--- RECORD EXCERPTS ---
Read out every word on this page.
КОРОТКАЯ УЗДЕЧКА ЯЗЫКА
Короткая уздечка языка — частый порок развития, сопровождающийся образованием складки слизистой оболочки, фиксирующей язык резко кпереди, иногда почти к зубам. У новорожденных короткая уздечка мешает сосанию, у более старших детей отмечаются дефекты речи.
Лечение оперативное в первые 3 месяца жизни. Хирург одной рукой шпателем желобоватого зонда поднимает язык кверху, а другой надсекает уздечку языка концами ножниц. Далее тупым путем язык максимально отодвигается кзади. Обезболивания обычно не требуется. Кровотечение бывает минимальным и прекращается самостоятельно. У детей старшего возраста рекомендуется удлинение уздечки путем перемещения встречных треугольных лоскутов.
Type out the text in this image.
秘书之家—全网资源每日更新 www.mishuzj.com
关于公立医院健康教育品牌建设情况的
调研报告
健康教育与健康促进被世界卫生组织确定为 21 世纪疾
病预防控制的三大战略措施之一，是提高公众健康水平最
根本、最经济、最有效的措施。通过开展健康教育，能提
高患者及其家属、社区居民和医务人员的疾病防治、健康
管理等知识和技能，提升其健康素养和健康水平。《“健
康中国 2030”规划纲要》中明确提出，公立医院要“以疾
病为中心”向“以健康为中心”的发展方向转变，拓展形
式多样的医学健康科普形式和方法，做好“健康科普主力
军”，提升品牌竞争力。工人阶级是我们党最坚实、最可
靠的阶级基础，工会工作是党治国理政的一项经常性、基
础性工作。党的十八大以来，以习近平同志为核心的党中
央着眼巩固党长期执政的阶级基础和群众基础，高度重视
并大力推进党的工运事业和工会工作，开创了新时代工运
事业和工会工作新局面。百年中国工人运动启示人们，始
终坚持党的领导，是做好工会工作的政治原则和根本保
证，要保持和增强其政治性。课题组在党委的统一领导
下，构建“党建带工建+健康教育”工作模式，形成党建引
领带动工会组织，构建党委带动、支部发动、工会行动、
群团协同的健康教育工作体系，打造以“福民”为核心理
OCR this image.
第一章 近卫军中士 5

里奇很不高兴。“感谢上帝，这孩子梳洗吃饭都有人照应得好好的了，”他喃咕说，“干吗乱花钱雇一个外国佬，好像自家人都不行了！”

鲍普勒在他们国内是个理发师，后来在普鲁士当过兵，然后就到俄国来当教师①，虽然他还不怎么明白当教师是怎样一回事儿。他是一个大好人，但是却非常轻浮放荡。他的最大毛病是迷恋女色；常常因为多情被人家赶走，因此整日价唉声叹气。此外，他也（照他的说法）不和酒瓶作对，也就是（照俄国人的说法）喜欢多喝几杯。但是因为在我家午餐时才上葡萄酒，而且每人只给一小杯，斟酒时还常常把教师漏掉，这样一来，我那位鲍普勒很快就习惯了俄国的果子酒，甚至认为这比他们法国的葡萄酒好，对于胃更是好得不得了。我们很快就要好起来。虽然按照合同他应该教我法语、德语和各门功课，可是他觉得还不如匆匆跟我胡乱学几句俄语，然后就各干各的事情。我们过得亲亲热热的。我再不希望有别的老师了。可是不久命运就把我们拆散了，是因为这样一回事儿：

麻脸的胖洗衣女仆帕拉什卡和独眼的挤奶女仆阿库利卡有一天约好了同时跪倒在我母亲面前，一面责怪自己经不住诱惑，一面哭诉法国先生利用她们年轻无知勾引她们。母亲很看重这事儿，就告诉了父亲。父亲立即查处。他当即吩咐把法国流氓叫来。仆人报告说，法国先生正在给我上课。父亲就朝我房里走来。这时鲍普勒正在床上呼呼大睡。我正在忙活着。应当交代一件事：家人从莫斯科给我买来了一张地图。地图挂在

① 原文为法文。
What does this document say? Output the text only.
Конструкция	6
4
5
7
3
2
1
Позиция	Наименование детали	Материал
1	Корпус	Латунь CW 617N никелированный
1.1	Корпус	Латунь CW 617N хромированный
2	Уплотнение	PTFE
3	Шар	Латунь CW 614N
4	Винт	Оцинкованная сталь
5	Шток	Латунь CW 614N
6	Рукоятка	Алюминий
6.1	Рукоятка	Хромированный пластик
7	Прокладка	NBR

--- WHAT TO PRODUCE ---
From the data, list each line in which the string "text" appears.

--- WRITTEN RESPONSE ---
Type out the text in this image.
What does this document say? Output the text only.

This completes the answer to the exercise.